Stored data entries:
━━━━━━━━━━━━━━━━

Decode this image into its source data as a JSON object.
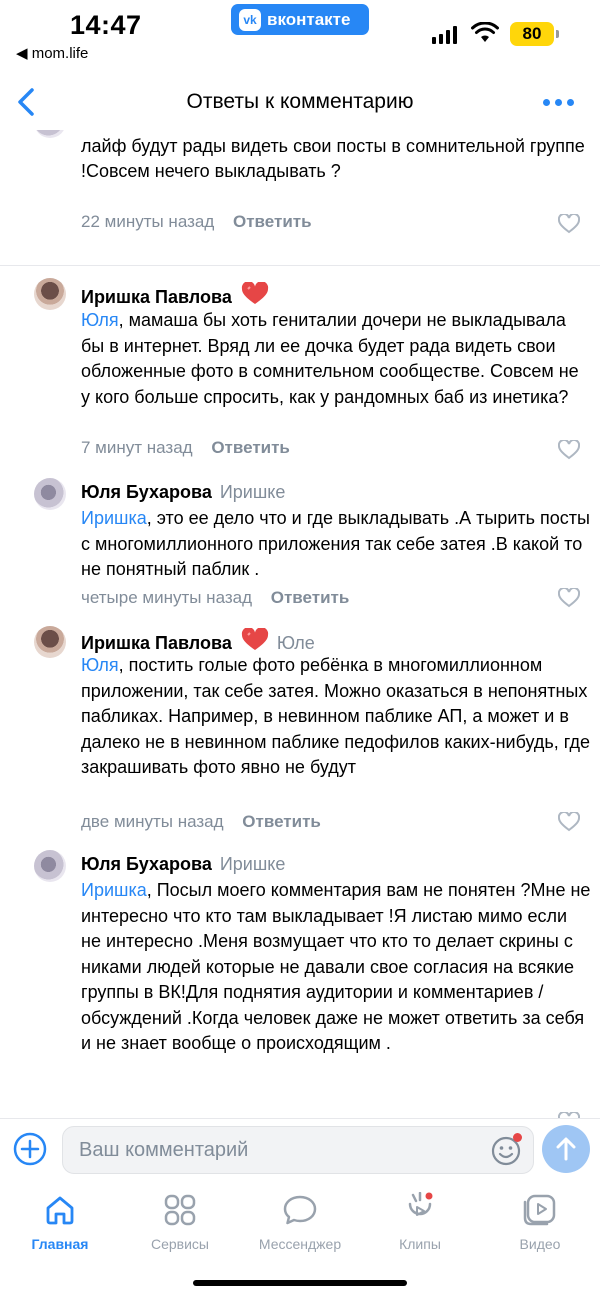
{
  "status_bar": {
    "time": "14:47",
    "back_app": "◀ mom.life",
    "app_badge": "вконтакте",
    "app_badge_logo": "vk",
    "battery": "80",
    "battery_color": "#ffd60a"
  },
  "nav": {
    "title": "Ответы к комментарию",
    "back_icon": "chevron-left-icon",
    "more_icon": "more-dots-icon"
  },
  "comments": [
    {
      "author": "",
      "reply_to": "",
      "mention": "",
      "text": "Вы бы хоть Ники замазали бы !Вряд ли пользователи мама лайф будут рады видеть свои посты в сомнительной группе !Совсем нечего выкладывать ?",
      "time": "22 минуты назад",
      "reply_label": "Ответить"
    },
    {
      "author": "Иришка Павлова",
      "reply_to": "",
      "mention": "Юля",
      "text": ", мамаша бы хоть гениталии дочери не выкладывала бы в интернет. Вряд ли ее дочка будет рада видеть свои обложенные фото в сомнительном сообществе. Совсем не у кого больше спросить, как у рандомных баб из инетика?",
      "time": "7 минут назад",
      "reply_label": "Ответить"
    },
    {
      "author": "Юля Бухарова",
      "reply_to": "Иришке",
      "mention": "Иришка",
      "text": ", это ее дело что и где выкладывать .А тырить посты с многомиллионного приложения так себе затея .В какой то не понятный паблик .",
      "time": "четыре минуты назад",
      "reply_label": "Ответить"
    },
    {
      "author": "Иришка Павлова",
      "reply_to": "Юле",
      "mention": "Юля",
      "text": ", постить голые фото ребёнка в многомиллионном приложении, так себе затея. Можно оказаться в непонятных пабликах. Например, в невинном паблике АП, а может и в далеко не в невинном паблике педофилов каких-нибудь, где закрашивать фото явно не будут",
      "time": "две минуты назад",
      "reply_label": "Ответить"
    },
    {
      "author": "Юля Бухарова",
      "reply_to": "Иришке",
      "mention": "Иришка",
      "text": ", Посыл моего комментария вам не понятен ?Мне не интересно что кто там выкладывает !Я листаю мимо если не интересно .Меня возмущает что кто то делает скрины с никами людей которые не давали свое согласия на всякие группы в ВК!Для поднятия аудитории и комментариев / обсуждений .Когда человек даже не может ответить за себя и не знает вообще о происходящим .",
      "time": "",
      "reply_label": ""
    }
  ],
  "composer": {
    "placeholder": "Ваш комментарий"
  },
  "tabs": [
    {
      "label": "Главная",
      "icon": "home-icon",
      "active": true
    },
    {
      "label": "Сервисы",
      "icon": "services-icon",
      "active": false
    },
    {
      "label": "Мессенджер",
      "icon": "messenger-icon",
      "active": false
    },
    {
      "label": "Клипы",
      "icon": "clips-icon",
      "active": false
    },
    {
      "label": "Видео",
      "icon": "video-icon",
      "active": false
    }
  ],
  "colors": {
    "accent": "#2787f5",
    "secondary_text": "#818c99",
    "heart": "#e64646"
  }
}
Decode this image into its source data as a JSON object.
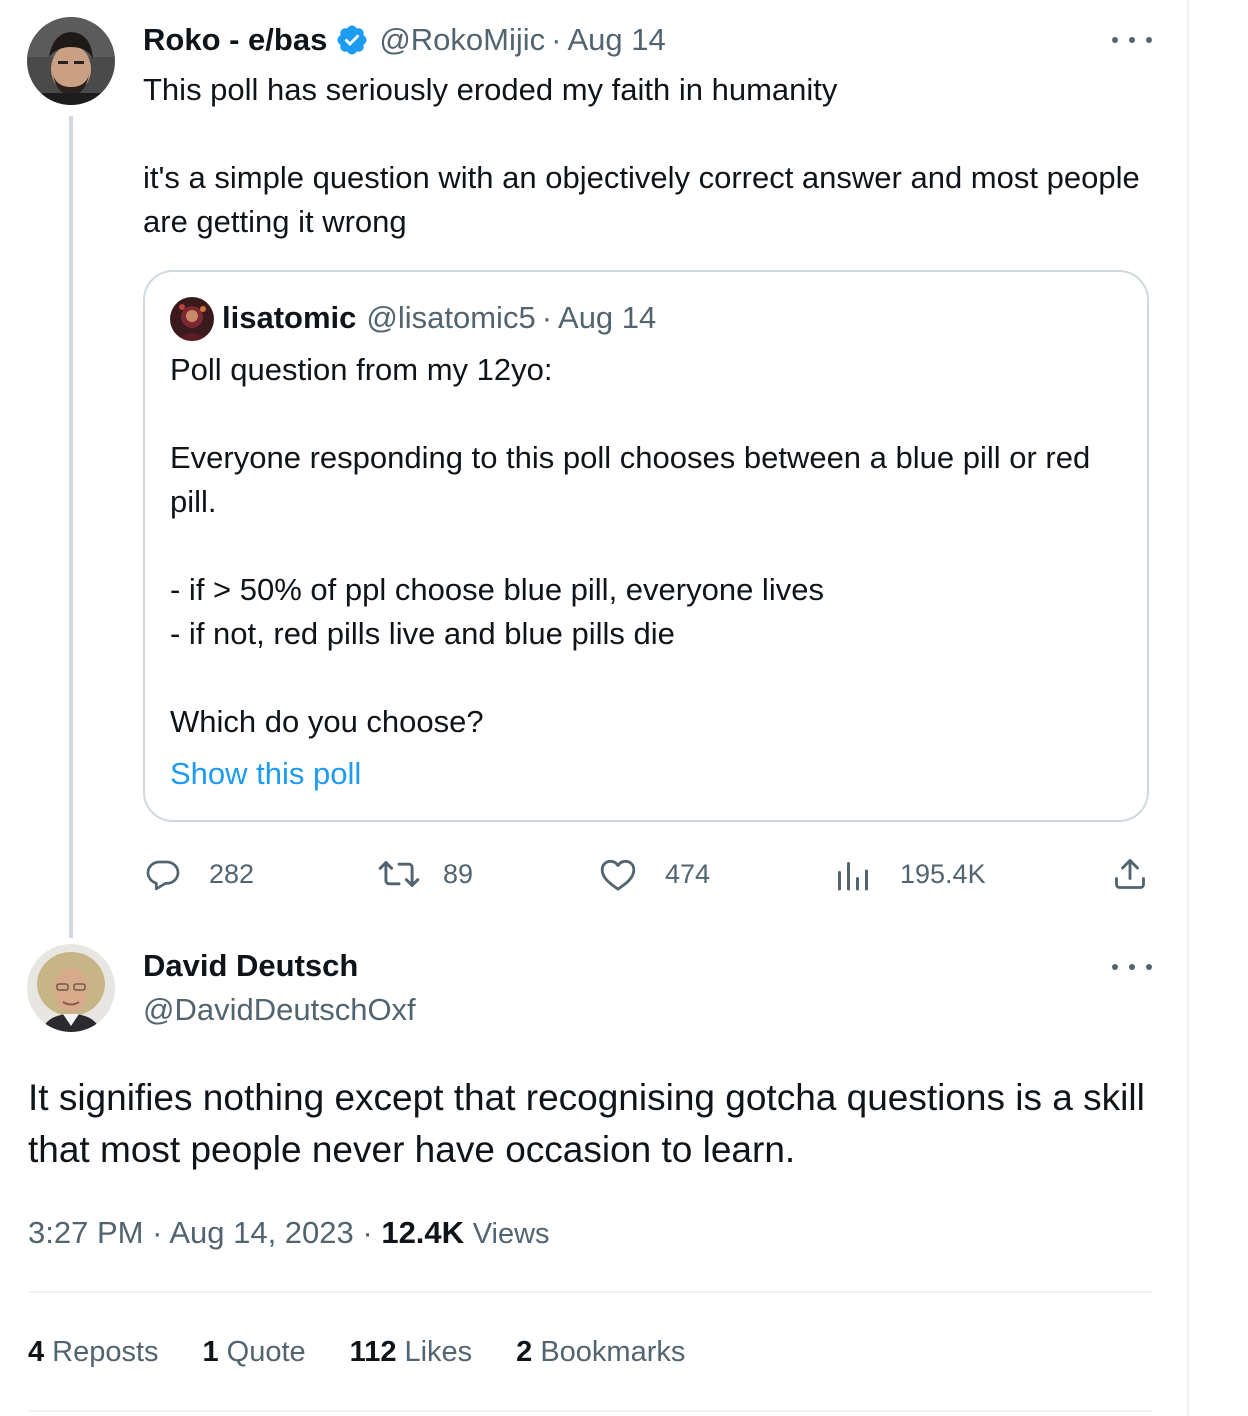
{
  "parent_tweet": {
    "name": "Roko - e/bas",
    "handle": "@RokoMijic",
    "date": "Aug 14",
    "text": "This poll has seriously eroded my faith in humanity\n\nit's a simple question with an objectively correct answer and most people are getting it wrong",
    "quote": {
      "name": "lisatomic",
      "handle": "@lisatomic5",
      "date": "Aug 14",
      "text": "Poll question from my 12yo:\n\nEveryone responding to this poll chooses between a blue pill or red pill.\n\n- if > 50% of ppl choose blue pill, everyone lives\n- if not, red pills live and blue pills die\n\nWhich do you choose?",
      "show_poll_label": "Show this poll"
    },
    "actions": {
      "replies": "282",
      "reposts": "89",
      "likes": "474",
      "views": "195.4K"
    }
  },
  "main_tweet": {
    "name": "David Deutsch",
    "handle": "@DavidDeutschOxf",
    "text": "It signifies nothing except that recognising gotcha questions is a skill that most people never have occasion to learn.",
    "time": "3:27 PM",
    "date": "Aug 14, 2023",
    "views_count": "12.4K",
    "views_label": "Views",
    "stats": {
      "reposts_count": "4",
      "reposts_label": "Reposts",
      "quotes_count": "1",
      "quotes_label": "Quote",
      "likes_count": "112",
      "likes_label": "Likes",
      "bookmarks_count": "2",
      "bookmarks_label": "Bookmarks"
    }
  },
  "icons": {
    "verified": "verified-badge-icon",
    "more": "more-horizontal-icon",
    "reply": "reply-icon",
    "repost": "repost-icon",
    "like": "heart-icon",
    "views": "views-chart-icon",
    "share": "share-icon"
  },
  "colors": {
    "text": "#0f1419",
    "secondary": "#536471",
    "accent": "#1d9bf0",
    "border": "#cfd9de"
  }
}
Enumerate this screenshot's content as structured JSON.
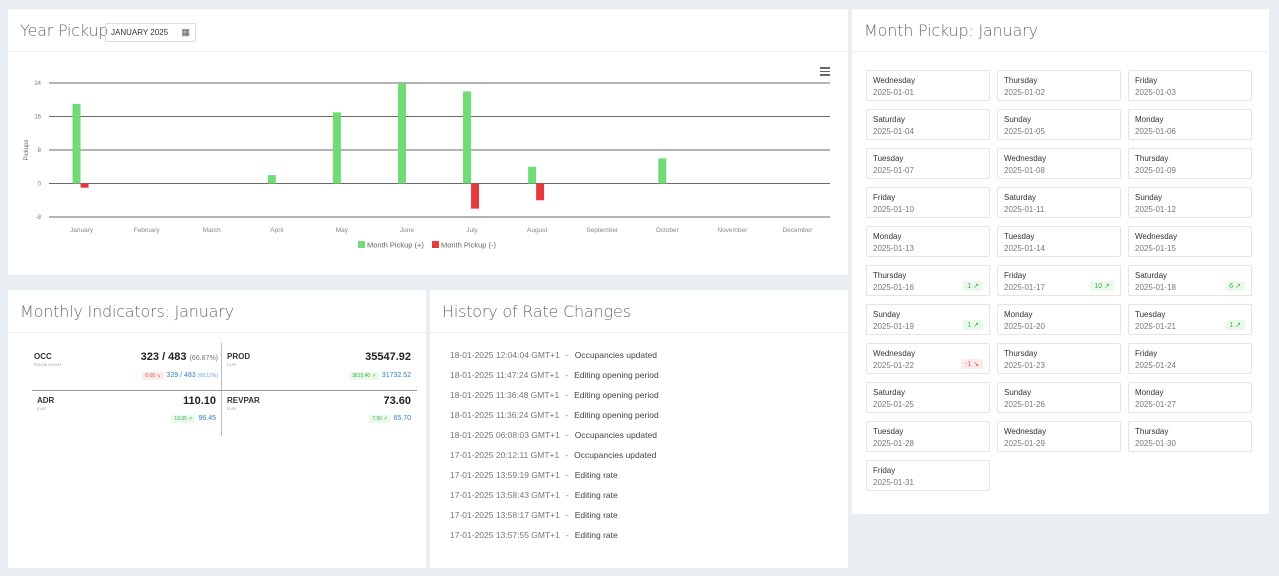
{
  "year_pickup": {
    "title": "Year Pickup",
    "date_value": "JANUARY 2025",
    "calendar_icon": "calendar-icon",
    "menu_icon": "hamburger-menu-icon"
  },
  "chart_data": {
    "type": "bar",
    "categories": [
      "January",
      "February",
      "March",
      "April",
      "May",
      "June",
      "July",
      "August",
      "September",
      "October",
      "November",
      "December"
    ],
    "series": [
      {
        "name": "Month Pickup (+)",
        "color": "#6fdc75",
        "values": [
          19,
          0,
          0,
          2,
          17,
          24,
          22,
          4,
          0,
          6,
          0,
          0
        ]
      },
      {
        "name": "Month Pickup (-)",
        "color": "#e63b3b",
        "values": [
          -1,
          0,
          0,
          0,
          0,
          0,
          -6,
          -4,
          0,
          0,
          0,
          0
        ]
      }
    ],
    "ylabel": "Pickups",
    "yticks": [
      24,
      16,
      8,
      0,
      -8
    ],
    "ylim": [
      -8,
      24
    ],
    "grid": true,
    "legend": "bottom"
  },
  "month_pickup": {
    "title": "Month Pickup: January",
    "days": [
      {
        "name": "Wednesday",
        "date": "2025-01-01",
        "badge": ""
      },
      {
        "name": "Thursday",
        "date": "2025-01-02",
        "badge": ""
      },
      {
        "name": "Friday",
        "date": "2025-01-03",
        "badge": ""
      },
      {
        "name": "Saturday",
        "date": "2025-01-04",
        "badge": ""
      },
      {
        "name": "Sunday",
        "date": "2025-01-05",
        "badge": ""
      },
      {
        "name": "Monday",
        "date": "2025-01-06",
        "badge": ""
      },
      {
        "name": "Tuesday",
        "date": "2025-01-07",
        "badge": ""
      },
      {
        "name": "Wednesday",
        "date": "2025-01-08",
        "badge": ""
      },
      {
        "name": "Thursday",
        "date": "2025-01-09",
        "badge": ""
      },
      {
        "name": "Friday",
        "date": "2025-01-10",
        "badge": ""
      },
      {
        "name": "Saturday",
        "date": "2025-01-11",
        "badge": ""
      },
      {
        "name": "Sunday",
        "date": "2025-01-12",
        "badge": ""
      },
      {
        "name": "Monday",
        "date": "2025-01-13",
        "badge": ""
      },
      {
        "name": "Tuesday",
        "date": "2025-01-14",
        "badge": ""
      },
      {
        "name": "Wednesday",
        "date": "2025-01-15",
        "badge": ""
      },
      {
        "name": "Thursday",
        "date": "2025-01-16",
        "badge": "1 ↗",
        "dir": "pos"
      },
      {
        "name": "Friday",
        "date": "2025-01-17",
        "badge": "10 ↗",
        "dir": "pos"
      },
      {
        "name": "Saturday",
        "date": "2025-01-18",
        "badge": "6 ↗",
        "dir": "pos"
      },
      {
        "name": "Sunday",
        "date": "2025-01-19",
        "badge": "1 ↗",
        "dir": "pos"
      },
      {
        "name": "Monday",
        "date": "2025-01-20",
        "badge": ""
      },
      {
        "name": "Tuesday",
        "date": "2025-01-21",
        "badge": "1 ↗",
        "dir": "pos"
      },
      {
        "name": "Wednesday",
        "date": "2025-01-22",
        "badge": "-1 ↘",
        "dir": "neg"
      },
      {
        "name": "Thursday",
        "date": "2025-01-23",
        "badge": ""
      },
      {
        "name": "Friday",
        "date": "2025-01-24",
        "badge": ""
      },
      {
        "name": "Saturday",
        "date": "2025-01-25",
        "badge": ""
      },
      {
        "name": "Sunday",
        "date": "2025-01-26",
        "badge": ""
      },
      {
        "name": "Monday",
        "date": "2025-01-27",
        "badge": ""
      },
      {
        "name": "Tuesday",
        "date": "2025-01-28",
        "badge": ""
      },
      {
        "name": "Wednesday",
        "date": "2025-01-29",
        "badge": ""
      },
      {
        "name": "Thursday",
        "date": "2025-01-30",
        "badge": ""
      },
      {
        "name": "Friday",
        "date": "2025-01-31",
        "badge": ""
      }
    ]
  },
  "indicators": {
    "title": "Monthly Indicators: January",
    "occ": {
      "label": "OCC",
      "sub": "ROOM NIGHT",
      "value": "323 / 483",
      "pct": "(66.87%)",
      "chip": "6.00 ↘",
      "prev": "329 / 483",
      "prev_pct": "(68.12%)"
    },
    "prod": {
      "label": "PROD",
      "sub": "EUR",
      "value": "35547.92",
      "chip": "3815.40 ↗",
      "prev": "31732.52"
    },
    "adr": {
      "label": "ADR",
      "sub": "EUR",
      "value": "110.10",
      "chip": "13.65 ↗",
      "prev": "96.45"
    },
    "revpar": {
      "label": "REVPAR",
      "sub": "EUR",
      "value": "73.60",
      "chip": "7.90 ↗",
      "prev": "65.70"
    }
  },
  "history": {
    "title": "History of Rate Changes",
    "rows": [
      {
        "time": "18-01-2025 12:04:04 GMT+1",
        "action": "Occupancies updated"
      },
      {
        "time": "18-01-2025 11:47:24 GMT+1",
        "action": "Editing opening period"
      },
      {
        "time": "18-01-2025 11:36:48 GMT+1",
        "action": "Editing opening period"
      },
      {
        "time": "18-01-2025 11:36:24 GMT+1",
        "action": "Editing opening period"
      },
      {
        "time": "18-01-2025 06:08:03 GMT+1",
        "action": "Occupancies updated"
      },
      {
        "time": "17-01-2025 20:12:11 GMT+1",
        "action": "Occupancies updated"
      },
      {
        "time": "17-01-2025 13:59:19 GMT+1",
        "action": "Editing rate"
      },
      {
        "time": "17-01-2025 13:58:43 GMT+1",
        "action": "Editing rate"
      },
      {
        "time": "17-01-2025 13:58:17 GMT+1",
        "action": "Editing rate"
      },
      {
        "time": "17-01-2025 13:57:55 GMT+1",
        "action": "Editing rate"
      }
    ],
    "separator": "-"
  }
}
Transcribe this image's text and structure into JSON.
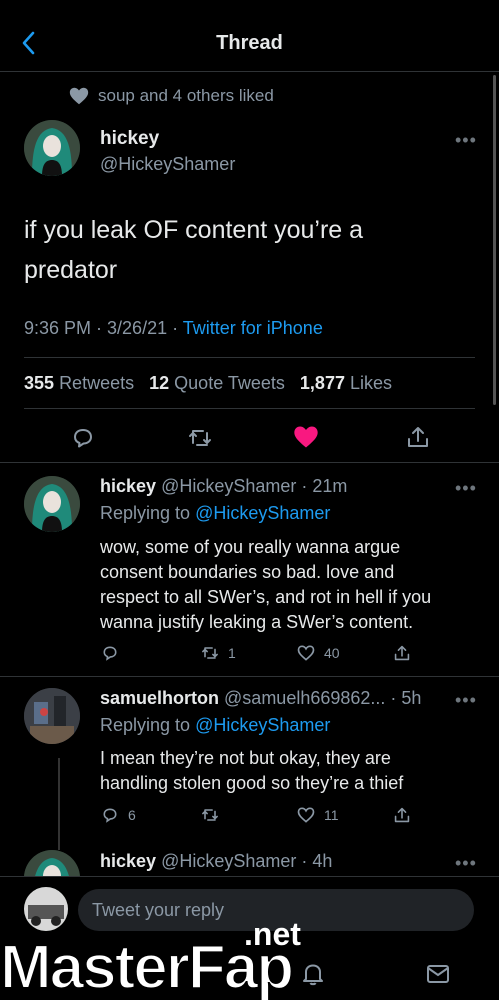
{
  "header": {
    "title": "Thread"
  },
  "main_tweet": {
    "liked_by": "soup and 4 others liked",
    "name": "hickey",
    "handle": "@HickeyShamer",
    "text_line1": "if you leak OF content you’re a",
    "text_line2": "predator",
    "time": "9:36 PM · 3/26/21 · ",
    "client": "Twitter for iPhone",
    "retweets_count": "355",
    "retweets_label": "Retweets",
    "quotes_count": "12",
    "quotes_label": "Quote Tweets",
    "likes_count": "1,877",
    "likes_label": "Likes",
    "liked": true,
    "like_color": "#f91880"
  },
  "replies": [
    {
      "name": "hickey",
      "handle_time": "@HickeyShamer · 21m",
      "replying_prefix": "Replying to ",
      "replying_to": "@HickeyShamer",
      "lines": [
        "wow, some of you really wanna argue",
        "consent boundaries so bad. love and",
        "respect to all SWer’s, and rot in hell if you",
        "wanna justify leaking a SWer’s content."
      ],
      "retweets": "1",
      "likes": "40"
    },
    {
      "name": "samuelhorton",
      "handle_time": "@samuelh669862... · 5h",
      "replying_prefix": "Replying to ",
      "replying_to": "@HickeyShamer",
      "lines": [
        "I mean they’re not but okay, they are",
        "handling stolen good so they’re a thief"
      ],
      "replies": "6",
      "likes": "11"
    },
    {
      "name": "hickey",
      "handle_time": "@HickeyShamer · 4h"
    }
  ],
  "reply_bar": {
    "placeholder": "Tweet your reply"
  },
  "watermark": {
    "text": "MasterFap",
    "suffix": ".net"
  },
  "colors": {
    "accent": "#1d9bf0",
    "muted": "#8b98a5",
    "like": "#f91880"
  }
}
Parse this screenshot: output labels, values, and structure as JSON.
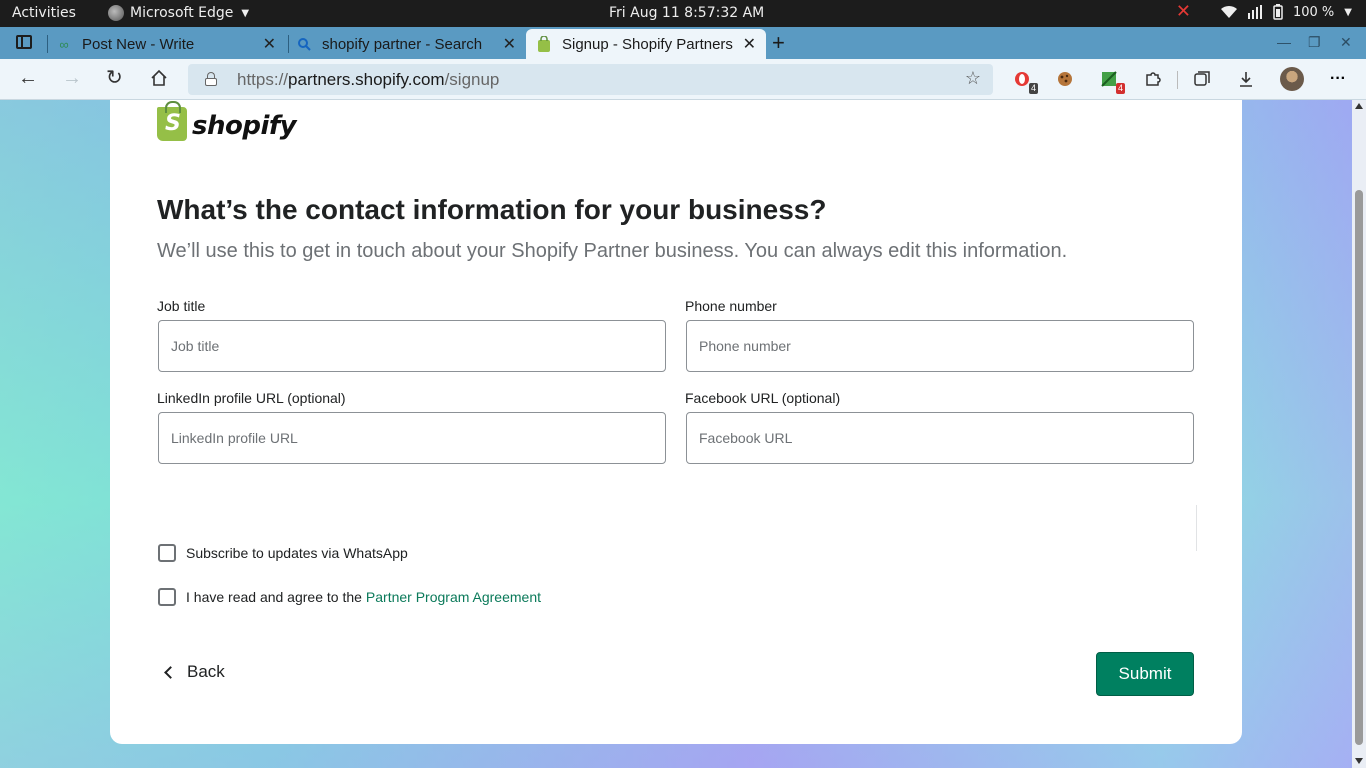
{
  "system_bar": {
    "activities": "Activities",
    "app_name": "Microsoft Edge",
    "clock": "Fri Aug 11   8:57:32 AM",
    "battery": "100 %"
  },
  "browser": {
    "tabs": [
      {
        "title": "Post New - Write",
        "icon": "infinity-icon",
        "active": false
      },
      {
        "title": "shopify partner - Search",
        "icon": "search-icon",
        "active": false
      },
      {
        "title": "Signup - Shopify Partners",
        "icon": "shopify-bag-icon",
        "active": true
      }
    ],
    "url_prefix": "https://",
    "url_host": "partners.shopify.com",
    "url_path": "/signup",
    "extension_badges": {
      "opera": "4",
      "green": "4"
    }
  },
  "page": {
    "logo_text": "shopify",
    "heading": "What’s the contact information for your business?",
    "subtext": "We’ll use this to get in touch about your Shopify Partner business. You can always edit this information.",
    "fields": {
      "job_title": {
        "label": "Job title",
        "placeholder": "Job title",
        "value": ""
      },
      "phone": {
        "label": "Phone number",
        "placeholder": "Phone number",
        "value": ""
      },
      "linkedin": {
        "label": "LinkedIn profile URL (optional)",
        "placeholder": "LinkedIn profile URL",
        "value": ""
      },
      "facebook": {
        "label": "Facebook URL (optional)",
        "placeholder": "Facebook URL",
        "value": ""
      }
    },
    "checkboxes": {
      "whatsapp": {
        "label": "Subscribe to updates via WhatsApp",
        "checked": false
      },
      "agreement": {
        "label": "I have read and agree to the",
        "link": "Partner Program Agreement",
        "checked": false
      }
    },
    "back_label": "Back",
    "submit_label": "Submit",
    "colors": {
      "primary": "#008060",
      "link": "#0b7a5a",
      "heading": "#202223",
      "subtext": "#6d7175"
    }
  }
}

━━━━━━━━━━━━━━━━

- _What is being asked_: Identify and extract each line of the listing that contains "себе".

- _Right answer_:
      "text": ", это ее дело что и где выкладывать .А тырить посты с многомиллионного приложения так себе затея .В какой то не понятный паблик .",
      "text": ", постить голые фото ребёнка в многомиллионном приложении, так себе затея. Можно оказаться в непонятных пабликах. Например, в невинном паблике АП, а может и в далеко не в невинном паблике педофилов каких-нибудь, где закрашивать фото явно не будут",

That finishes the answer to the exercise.